Task goal = How many lines of these entries hold the string "account"? Answer with the number alone.

Collected data entries:
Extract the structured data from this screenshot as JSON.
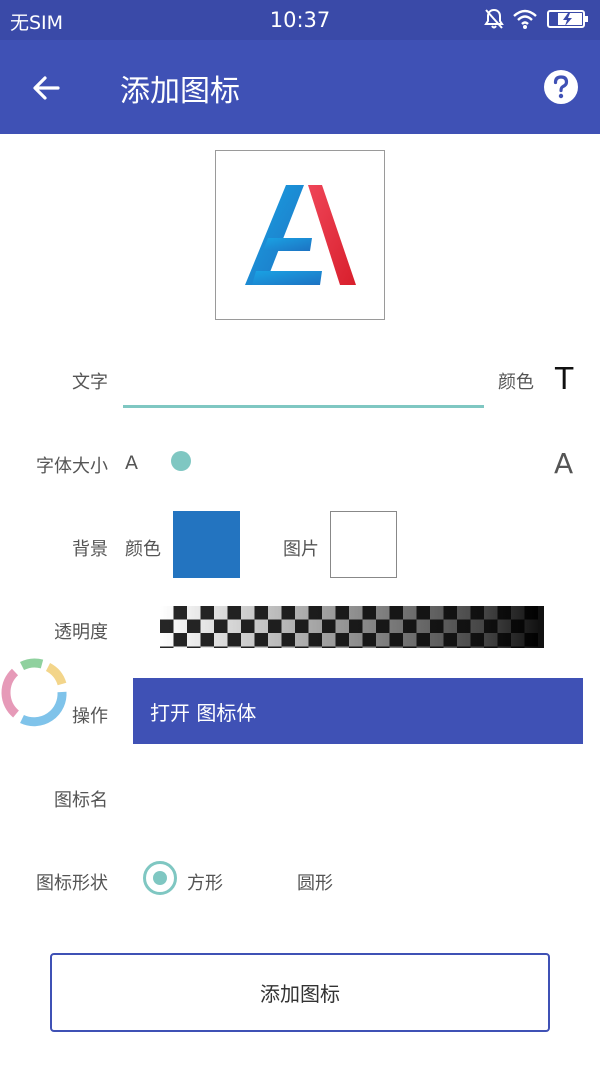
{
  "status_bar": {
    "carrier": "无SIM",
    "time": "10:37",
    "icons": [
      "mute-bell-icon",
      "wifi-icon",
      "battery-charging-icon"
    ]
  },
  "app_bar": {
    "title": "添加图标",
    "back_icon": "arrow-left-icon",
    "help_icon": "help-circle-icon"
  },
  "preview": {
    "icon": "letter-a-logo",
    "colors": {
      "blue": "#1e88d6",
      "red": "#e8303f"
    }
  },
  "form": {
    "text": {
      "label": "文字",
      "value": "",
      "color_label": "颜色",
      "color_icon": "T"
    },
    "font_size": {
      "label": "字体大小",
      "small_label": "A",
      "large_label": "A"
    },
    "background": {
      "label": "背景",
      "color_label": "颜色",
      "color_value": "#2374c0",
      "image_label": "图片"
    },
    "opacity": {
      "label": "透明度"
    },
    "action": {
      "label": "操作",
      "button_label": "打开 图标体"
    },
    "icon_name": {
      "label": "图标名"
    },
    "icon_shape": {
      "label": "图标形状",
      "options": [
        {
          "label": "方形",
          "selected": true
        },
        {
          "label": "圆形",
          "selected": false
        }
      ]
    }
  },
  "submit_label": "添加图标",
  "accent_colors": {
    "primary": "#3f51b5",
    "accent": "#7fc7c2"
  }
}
---
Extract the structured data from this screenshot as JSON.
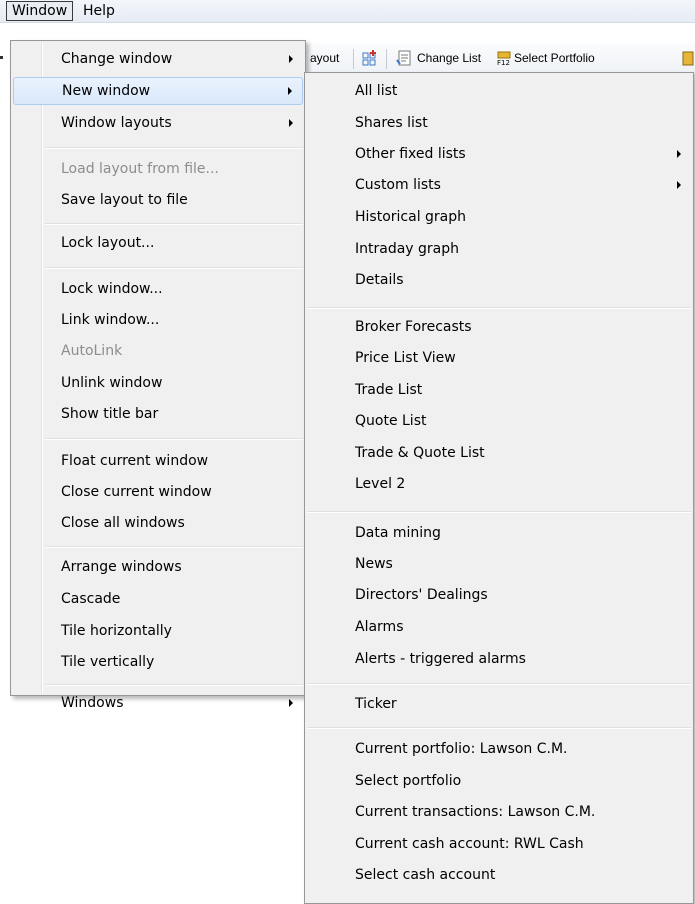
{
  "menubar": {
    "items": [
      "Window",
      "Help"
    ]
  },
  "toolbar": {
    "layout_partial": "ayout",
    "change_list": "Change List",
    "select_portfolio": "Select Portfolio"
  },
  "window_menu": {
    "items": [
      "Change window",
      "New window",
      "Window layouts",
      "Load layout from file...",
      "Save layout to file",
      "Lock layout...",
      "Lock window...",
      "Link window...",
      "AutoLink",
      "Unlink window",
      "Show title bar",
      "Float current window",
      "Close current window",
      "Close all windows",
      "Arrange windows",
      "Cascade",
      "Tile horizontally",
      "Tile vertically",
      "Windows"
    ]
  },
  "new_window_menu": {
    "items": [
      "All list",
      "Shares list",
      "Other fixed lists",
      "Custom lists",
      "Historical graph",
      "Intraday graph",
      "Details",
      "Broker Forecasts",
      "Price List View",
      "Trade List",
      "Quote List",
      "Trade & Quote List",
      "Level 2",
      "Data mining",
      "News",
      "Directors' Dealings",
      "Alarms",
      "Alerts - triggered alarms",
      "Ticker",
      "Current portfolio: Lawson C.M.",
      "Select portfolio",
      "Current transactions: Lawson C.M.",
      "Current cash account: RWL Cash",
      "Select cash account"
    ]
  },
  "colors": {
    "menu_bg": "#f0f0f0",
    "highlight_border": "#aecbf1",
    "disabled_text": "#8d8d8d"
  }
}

Response = 2